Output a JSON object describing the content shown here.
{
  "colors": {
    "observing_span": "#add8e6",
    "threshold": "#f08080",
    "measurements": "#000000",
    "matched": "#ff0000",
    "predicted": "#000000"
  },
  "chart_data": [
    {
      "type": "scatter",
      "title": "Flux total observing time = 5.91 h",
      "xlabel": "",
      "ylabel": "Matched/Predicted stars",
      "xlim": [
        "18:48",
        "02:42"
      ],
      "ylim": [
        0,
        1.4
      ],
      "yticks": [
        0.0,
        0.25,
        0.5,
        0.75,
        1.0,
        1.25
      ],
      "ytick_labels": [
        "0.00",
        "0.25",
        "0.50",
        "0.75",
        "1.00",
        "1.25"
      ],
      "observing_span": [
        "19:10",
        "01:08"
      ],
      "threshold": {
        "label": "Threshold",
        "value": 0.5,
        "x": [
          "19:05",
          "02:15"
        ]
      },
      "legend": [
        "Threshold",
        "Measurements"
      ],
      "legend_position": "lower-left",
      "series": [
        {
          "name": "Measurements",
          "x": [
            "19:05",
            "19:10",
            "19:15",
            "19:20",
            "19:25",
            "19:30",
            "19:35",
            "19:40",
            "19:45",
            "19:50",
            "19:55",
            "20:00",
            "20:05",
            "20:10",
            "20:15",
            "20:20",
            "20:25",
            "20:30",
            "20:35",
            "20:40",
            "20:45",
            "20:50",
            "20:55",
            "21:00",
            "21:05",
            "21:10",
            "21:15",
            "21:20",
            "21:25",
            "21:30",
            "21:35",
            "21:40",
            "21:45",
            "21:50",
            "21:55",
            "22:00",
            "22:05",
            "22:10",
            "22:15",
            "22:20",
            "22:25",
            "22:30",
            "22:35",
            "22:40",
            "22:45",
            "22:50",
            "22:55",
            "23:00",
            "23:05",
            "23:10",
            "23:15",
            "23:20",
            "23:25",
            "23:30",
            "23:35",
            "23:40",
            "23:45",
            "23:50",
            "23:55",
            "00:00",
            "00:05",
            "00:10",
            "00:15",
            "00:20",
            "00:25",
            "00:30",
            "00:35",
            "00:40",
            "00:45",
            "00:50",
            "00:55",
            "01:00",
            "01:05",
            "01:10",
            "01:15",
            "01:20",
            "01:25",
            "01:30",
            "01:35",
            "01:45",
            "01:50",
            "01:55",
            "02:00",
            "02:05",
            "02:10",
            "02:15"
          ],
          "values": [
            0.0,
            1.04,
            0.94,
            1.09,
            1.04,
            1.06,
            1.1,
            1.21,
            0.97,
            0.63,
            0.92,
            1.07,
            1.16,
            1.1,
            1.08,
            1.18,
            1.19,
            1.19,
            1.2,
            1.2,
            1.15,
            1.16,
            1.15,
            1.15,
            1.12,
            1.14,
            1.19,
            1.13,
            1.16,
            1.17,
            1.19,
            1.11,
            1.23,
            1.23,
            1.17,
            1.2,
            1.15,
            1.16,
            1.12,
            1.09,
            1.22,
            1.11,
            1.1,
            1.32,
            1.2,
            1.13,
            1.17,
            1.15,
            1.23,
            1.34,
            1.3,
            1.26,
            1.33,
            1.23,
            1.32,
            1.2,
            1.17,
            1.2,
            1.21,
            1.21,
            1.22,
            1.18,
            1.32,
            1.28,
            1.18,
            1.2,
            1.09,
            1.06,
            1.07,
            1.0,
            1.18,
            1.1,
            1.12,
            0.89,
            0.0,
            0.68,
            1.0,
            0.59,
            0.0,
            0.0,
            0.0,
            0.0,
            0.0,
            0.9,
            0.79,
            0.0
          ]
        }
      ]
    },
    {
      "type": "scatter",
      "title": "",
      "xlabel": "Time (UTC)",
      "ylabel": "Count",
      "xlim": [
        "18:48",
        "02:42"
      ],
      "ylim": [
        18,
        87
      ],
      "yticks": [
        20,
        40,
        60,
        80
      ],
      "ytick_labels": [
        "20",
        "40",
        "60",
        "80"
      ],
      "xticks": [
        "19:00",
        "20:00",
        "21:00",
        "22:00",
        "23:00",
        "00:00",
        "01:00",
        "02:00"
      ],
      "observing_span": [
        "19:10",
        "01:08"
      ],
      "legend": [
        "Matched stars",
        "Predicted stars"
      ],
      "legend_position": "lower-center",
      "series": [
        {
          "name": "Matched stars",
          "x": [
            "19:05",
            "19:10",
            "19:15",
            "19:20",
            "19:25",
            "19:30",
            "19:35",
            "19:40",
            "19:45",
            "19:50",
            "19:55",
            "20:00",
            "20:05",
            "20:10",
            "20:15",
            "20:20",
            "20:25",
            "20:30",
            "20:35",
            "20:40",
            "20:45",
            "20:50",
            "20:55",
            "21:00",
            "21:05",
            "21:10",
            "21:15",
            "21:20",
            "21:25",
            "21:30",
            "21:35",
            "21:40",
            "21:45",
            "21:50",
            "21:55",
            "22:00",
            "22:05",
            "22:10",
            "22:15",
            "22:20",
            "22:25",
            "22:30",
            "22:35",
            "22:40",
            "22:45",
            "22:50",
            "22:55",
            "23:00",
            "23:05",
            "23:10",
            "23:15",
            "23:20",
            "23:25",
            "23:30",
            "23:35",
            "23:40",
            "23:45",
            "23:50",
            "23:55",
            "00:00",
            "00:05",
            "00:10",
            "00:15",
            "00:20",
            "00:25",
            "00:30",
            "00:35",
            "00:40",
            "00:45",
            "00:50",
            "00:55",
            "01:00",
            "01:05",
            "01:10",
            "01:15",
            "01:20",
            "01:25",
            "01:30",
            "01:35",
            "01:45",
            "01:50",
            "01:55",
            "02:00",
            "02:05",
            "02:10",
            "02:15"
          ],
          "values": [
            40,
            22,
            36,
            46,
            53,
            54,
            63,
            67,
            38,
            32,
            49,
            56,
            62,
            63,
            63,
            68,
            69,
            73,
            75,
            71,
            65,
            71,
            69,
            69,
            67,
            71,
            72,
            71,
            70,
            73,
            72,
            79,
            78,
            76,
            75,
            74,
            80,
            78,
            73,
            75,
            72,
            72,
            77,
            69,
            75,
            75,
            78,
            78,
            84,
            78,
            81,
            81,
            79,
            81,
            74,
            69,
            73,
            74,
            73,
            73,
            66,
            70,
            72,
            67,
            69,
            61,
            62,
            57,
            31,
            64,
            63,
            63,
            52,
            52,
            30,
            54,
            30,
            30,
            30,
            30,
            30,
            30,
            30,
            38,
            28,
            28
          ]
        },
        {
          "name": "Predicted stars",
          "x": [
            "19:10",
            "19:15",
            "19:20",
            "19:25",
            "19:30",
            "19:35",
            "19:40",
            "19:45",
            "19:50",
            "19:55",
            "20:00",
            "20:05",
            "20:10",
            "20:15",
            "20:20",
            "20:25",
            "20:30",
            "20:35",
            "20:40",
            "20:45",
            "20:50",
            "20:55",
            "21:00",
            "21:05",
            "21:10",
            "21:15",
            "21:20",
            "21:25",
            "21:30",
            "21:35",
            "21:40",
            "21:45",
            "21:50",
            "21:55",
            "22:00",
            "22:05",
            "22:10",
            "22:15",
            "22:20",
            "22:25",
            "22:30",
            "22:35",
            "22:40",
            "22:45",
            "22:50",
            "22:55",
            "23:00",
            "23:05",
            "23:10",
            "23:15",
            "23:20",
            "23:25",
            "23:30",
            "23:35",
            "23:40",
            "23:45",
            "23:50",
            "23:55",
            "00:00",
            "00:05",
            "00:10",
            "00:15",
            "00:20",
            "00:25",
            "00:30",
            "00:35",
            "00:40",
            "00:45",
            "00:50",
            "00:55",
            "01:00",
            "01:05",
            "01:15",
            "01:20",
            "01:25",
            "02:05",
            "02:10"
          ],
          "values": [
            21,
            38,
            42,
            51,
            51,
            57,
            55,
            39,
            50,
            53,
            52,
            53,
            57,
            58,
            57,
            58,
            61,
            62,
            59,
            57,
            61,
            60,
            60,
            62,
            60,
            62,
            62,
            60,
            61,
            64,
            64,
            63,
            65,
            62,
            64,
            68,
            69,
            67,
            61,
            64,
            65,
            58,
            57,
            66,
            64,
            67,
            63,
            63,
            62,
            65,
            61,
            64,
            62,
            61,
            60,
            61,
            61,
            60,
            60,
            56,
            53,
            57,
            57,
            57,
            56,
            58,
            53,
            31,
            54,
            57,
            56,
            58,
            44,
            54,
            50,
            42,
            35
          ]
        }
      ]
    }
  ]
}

• _Stated exercise_
How many lines in the listing above contain the string "lower"? Answer with the number only.

• _Written solution_
2